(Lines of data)
_ _ _ _ _ _ _

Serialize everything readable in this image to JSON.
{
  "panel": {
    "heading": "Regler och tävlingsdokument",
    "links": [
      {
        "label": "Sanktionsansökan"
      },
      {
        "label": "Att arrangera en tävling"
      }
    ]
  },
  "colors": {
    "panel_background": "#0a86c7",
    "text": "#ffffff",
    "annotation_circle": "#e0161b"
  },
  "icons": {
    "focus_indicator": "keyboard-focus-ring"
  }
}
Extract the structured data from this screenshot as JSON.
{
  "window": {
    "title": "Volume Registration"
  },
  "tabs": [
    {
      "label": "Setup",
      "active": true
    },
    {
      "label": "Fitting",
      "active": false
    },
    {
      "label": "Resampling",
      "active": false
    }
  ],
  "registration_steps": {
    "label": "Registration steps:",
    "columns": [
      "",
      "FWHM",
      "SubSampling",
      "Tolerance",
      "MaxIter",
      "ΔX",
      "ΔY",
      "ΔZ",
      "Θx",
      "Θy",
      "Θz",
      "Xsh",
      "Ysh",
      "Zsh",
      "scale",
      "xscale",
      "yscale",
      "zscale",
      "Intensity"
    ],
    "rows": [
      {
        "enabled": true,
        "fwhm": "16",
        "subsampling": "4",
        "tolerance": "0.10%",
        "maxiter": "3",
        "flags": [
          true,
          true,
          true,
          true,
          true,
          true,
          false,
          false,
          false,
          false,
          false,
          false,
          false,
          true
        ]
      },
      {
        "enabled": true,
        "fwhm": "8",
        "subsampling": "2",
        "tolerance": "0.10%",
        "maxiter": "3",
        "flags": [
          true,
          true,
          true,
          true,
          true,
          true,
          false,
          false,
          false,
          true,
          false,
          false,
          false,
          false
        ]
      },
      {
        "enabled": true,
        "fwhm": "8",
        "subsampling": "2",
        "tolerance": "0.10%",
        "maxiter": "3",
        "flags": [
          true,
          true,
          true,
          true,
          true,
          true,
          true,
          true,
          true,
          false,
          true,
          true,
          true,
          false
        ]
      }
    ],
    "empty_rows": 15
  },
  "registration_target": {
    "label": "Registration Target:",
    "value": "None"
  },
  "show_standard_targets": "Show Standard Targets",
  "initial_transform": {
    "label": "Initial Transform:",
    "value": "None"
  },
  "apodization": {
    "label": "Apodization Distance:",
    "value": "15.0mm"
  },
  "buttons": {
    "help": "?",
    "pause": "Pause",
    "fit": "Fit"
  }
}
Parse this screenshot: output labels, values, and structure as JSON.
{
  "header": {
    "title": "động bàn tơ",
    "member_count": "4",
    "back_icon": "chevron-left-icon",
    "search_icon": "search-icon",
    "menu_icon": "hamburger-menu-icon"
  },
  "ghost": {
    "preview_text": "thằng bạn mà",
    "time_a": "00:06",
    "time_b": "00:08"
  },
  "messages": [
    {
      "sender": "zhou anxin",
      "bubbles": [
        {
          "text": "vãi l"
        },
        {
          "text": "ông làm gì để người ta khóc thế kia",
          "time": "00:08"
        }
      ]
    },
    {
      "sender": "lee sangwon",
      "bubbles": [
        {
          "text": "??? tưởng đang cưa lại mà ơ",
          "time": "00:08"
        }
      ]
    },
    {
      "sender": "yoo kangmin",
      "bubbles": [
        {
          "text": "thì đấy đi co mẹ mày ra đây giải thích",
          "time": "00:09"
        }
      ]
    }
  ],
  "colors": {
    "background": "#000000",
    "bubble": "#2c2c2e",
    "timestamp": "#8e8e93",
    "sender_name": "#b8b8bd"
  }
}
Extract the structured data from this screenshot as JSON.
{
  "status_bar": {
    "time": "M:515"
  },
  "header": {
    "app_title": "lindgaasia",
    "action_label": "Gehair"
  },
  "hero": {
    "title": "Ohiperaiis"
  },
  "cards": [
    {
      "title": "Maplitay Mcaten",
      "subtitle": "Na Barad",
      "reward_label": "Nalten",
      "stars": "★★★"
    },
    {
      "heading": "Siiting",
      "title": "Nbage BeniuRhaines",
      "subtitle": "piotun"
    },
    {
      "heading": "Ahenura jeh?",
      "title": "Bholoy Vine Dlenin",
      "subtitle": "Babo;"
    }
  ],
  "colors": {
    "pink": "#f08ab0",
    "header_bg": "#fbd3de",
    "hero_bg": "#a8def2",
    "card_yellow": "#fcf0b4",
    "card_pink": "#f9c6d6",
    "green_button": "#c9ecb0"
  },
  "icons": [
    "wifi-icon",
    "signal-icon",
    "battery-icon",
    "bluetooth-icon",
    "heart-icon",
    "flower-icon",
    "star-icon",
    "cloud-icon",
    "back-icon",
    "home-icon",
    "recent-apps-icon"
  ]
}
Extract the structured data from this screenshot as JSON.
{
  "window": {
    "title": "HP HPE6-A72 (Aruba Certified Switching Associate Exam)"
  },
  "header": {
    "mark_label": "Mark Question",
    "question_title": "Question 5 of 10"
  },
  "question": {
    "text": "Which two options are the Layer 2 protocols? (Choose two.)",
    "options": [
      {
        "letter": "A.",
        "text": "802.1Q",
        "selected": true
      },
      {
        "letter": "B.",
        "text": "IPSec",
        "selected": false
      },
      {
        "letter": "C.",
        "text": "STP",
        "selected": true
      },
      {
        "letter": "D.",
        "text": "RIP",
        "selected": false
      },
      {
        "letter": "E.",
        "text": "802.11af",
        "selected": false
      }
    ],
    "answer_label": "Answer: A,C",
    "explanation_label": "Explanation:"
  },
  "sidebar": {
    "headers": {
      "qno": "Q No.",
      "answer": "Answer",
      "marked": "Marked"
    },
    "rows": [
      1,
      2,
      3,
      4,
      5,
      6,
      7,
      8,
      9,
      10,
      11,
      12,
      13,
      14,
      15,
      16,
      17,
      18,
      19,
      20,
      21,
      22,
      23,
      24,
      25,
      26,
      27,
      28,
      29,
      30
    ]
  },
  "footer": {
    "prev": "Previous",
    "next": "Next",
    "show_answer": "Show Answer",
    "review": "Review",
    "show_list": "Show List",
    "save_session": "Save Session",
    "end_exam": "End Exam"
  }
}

_ _ _ _ _ _ _

_Exercise description_
Emit the full listing verbatim.

_Full response_
Serialize everything readable in this image to JSON.
{
  "panel": {
    "heading": "Regler och tävlingsdokument",
    "links": [
      {
        "label": "Sanktionsansökan"
      },
      {
        "label": "Att arrangera en tävling"
      }
    ]
  },
  "colors": {
    "panel_background": "#0a86c7",
    "text": "#ffffff",
    "annotation_circle": "#e0161b"
  },
  "icons": {
    "focus_indicator": "keyboard-focus-ring"
  }
}
Extract the structured data from this screenshot as JSON.
{
  "window": {
    "title": "Volume Registration"
  },
  "tabs": [
    {
      "label": "Setup",
      "active": true
    },
    {
      "label": "Fitting",
      "active": false
    },
    {
      "label": "Resampling",
      "active": false
    }
  ],
  "registration_steps": {
    "label": "Registration steps:",
    "columns": [
      "",
      "FWHM",
      "SubSampling",
      "Tolerance",
      "MaxIter",
      "ΔX",
      "ΔY",
      "ΔZ",
      "Θx",
      "Θy",
      "Θz",
      "Xsh",
      "Ysh",
      "Zsh",
      "scale",
      "xscale",
      "yscale",
      "zscale",
      "Intensity"
    ],
    "rows": [
      {
        "enabled": true,
        "fwhm": "16",
        "subsampling": "4",
        "tolerance": "0.10%",
        "maxiter": "3",
        "flags": [
          true,
          true,
          true,
          true,
          true,
          true,
          false,
          false,
          false,
          false,
          false,
          false,
          false,
          true
        ]
      },
      {
        "enabled": true,
        "fwhm": "8",
        "subsampling": "2",
        "tolerance": "0.10%",
        "maxiter": "3",
        "flags": [
          true,
          true,
          true,
          true,
          true,
          true,
          false,
          false,
          false,
          true,
          false,
          false,
          false,
          false
        ]
      },
      {
        "enabled": true,
        "fwhm": "8",
        "subsampling": "2",
        "tolerance": "0.10%",
        "maxiter": "3",
        "flags": [
          true,
          true,
          true,
          true,
          true,
          true,
          true,
          true,
          true,
          false,
          true,
          true,
          true,
          false
        ]
      }
    ],
    "empty_rows": 15
  },
  "registration_target": {
    "label": "Registration Target:",
    "value": "None"
  },
  "show_standard_targets": "Show Standard Targets",
  "initial_transform": {
    "label": "Initial Transform:",
    "value": "None"
  },
  "apodization": {
    "label": "Apodization Distance:",
    "value": "15.0mm"
  },
  "buttons": {
    "help": "?",
    "pause": "Pause",
    "fit": "Fit"
  }
}
Parse this screenshot: output labels, values, and structure as JSON.
{
  "header": {
    "title": "động bàn tơ",
    "member_count": "4",
    "back_icon": "chevron-left-icon",
    "search_icon": "search-icon",
    "menu_icon": "hamburger-menu-icon"
  },
  "ghost": {
    "preview_text": "thằng bạn mà",
    "time_a": "00:06",
    "time_b": "00:08"
  },
  "messages": [
    {
      "sender": "zhou anxin",
      "bubbles": [
        {
          "text": "vãi l"
        },
        {
          "text": "ông làm gì để người ta khóc thế kia",
          "time": "00:08"
        }
      ]
    },
    {
      "sender": "lee sangwon",
      "bubbles": [
        {
          "text": "??? tưởng đang cưa lại mà ơ",
          "time": "00:08"
        }
      ]
    },
    {
      "sender": "yoo kangmin",
      "bubbles": [
        {
          "text": "thì đấy đi co mẹ mày ra đây giải thích",
          "time": "00:09"
        }
      ]
    }
  ],
  "colors": {
    "background": "#000000",
    "bubble": "#2c2c2e",
    "timestamp": "#8e8e93",
    "sender_name": "#b8b8bd"
  }
}
Extract the structured data from this screenshot as JSON.
{
  "status_bar": {
    "time": "M:515"
  },
  "header": {
    "app_title": "lindgaasia",
    "action_label": "Gehair"
  },
  "hero": {
    "title": "Ohiperaiis"
  },
  "cards": [
    {
      "title": "Maplitay Mcaten",
      "subtitle": "Na Barad",
      "reward_label": "Nalten",
      "stars": "★★★"
    },
    {
      "heading": "Siiting",
      "title": "Nbage BeniuRhaines",
      "subtitle": "piotun"
    },
    {
      "heading": "Ahenura jeh?",
      "title": "Bholoy Vine Dlenin",
      "subtitle": "Babo;"
    }
  ],
  "colors": {
    "pink": "#f08ab0",
    "header_bg": "#fbd3de",
    "hero_bg": "#a8def2",
    "card_yellow": "#fcf0b4",
    "card_pink": "#f9c6d6",
    "green_button": "#c9ecb0"
  },
  "icons": [
    "wifi-icon",
    "signal-icon",
    "battery-icon",
    "bluetooth-icon",
    "heart-icon",
    "flower-icon",
    "star-icon",
    "cloud-icon",
    "back-icon",
    "home-icon",
    "recent-apps-icon"
  ]
}
Extract the structured data from this screenshot as JSON.
{
  "window": {
    "title": "HP HPE6-A72 (Aruba Certified Switching Associate Exam)"
  },
  "header": {
    "mark_label": "Mark Question",
    "question_title": "Question 5 of 10"
  },
  "question": {
    "text": "Which two options are the Layer 2 protocols? (Choose two.)",
    "options": [
      {
        "letter": "A.",
        "text": "802.1Q",
        "selected": true
      },
      {
        "letter": "B.",
        "text": "IPSec",
        "selected": false
      },
      {
        "letter": "C.",
        "text": "STP",
        "selected": true
      },
      {
        "letter": "D.",
        "text": "RIP",
        "selected": false
      },
      {
        "letter": "E.",
        "text": "802.11af",
        "selected": false
      }
    ],
    "answer_label": "Answer: A,C",
    "explanation_label": "Explanation:"
  },
  "sidebar": {
    "headers": {
      "qno": "Q No.",
      "answer": "Answer",
      "marked": "Marked"
    },
    "rows": [
      1,
      2,
      3,
      4,
      5,
      6,
      7,
      8,
      9,
      10,
      11,
      12,
      13,
      14,
      15,
      16,
      17,
      18,
      19,
      20,
      21,
      22,
      23,
      24,
      25,
      26,
      27,
      28,
      29,
      30
    ]
  },
  "footer": {
    "prev": "Previous",
    "next": "Next",
    "show_answer": "Show Answer",
    "review": "Review",
    "show_list": "Show List",
    "save_session": "Save Session",
    "end_exam": "End Exam"
  }
}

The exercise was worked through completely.